[START Given data]

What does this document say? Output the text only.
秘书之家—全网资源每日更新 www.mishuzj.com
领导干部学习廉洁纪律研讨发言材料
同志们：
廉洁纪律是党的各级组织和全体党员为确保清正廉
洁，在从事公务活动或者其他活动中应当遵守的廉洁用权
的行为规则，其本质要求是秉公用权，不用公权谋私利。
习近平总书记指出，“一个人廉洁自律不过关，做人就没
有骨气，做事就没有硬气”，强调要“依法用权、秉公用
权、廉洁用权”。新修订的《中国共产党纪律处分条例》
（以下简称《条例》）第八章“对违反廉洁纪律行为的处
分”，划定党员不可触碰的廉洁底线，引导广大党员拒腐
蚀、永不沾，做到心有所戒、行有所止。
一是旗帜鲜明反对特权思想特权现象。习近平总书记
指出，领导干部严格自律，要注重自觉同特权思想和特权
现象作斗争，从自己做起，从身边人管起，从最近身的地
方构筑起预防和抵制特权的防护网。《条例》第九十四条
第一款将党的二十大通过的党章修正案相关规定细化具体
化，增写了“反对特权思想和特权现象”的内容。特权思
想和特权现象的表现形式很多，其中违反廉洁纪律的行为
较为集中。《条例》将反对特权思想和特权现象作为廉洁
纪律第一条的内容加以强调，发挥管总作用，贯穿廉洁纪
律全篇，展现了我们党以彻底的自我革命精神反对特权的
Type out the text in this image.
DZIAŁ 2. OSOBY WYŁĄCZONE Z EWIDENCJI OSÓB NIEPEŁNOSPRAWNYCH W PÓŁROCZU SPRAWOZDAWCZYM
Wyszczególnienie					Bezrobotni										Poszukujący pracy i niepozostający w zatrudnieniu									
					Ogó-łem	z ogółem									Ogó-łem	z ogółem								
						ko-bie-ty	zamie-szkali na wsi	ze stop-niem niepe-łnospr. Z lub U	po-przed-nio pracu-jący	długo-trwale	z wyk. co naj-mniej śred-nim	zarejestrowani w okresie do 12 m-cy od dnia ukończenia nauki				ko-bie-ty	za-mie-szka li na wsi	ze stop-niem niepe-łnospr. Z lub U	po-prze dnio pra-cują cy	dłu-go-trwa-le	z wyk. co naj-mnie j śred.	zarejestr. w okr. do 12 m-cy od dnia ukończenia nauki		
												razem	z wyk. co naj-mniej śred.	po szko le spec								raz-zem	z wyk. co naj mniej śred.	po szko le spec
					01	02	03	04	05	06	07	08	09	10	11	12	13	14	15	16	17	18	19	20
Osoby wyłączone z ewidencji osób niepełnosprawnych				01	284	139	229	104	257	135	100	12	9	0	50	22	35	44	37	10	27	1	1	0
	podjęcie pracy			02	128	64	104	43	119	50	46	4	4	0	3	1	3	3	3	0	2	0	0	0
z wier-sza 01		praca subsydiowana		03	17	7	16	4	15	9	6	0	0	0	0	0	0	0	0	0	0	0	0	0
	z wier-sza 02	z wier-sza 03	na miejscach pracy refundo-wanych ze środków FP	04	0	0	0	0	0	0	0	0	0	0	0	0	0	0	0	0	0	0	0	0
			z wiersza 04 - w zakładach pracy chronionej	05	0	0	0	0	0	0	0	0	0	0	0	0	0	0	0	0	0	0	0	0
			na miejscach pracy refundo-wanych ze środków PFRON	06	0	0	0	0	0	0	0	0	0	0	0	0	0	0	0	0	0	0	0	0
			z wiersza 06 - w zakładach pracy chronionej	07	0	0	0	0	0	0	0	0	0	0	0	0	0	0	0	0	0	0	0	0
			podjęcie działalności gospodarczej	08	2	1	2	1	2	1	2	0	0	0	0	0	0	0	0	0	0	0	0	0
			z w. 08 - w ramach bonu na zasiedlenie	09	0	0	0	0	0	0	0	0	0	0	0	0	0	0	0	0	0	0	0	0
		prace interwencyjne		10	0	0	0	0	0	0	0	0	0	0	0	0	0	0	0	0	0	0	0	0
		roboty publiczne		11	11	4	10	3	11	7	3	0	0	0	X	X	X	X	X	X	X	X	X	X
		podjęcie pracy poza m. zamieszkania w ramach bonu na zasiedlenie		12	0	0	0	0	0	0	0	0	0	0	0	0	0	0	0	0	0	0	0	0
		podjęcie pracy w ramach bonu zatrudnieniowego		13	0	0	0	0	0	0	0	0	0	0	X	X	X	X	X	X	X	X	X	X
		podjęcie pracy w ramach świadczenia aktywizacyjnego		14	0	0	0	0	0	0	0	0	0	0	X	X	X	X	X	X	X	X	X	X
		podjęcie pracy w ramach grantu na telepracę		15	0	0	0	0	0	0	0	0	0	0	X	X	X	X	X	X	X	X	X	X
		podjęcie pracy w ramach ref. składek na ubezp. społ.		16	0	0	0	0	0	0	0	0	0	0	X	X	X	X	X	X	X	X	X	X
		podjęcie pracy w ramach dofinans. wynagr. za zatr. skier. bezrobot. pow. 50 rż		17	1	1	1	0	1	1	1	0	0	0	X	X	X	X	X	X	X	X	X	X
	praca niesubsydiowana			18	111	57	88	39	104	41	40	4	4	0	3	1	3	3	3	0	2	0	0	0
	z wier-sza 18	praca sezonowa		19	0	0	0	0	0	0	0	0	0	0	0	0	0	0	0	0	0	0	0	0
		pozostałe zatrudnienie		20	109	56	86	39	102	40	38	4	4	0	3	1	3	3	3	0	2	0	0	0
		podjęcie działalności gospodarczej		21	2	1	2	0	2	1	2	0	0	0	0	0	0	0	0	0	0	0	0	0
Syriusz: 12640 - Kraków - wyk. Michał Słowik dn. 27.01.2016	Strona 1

[END Given data]

Write out the records shown above, exactly as they appear.

Solution to this exercise:
What does this document say? Output the text only.
秘书之家—全网资源每日更新 www.mishuzj.com
领导干部学习廉洁纪律研讨发言材料
同志们：
廉洁纪律是党的各级组织和全体党员为确保清正廉
洁，在从事公务活动或者其他活动中应当遵守的廉洁用权
的行为规则，其本质要求是秉公用权，不用公权谋私利。
习近平总书记指出，“一个人廉洁自律不过关，做人就没
有骨气，做事就没有硬气”，强调要“依法用权、秉公用
权、廉洁用权”。新修订的《中国共产党纪律处分条例》
（以下简称《条例》）第八章“对违反廉洁纪律行为的处
分”，划定党员不可触碰的廉洁底线，引导广大党员拒腐
蚀、永不沾，做到心有所戒、行有所止。
一是旗帜鲜明反对特权思想特权现象。习近平总书记
指出，领导干部严格自律，要注重自觉同特权思想和特权
现象作斗争，从自己做起，从身边人管起，从最近身的地
方构筑起预防和抵制特权的防护网。《条例》第九十四条
第一款将党的二十大通过的党章修正案相关规定细化具体
化，增写了“反对特权思想和特权现象”的内容。特权思
想和特权现象的表现形式很多，其中违反廉洁纪律的行为
较为集中。《条例》将反对特权思想和特权现象作为廉洁
纪律第一条的内容加以强调，发挥管总作用，贯穿廉洁纪
律全篇，展现了我们党以彻底的自我革命精神反对特权的
Type out the text in this image.
DZIAŁ 2. OSOBY WYŁĄCZONE Z EWIDENCJI OSÓB NIEPEŁNOSPRAWNYCH W PÓŁROCZU SPRAWOZDAWCZYM
Wyszczególnienie					Bezrobotni										Poszukujący pracy i niepozostający w zatrudnieniu									
					Ogó-łem	z ogółem									Ogó-łem	z ogółem								
						ko-bie-ty	zamie-szkali na wsi	ze stop-niem niepe-łnospr. Z lub U	po-przed-nio pracu-jący	długo-trwale	z wyk. co naj-mniej śred-nim	zarejestrowani w okresie do 12 m-cy od dnia ukończenia nauki				ko-bie-ty	za-mie-szka li na wsi	ze stop-niem niepe-łnospr. Z lub U	po-prze dnio pra-cują cy	dłu-go-trwa-le	z wyk. co naj-mnie j śred.	zarejestr. w okr. do 12 m-cy od dnia ukończenia nauki		
												razem	z wyk. co naj-mniej śred.	po szko le spec								raz-zem	z wyk. co naj mniej śred.	po szko le spec
					01	02	03	04	05	06	07	08	09	10	11	12	13	14	15	16	17	18	19	20
Osoby wyłączone z ewidencji osób niepełnosprawnych				01	284	139	229	104	257	135	100	12	9	0	50	22	35	44	37	10	27	1	1	0
	podjęcie pracy			02	128	64	104	43	119	50	46	4	4	0	3	1	3	3	3	0	2	0	0	0
z wier-sza 01		praca subsydiowana		03	17	7	16	4	15	9	6	0	0	0	0	0	0	0	0	0	0	0	0	0
	z wier-sza 02	z wier-sza 03	na miejscach pracy refundo-wanych ze środków FP	04	0	0	0	0	0	0	0	0	0	0	0	0	0	0	0	0	0	0	0	0
			z wiersza 04 - w zakładach pracy chronionej	05	0	0	0	0	0	0	0	0	0	0	0	0	0	0	0	0	0	0	0	0
			na miejscach pracy refundo-wanych ze środków PFRON	06	0	0	0	0	0	0	0	0	0	0	0	0	0	0	0	0	0	0	0	0
			z wiersza 06 - w zakładach pracy chronionej	07	0	0	0	0	0	0	0	0	0	0	0	0	0	0	0	0	0	0	0	0
			podjęcie działalności gospodarczej	08	2	1	2	1	2	1	2	0	0	0	0	0	0	0	0	0	0	0	0	0
			z w. 08 - w ramach bonu na zasiedlenie	09	0	0	0	0	0	0	0	0	0	0	0	0	0	0	0	0	0	0	0	0
		prace interwencyjne		10	0	0	0	0	0	0	0	0	0	0	0	0	0	0	0	0	0	0	0	0
		roboty publiczne		11	11	4	10	3	11	7	3	0	0	0	X	X	X	X	X	X	X	X	X	X
		podjęcie pracy poza m. zamieszkania w ramach bonu na zasiedlenie		12	0	0	0	0	0	0	0	0	0	0	0	0	0	0	0	0	0	0	0	0
		podjęcie pracy w ramach bonu zatrudnieniowego		13	0	0	0	0	0	0	0	0	0	0	X	X	X	X	X	X	X	X	X	X
		podjęcie pracy w ramach świadczenia aktywizacyjnego		14	0	0	0	0	0	0	0	0	0	0	X	X	X	X	X	X	X	X	X	X
		podjęcie pracy w ramach grantu na telepracę		15	0	0	0	0	0	0	0	0	0	0	X	X	X	X	X	X	X	X	X	X
		podjęcie pracy w ramach ref. składek na ubezp. społ.		16	0	0	0	0	0	0	0	0	0	0	X	X	X	X	X	X	X	X	X	X
		podjęcie pracy w ramach dofinans. wynagr. za zatr. skier. bezrobot. pow. 50 rż		17	1	1	1	0	1	1	1	0	0	0	X	X	X	X	X	X	X	X	X	X
	praca niesubsydiowana			18	111	57	88	39	104	41	40	4	4	0	3	1	3	3	3	0	2	0	0	0
	z wier-sza 18	praca sezonowa		19	0	0	0	0	0	0	0	0	0	0	0	0	0	0	0	0	0	0	0	0
		pozostałe zatrudnienie		20	109	56	86	39	102	40	38	4	4	0	3	1	3	3	3	0	2	0	0	0
		podjęcie działalności gospodarczej		21	2	1	2	0	2	1	2	0	0	0	0	0	0	0	0	0	0	0	0	0
Syriusz: 12640 - Kraków - wyk. Michał Słowik dn. 27.01.2016	Strona 1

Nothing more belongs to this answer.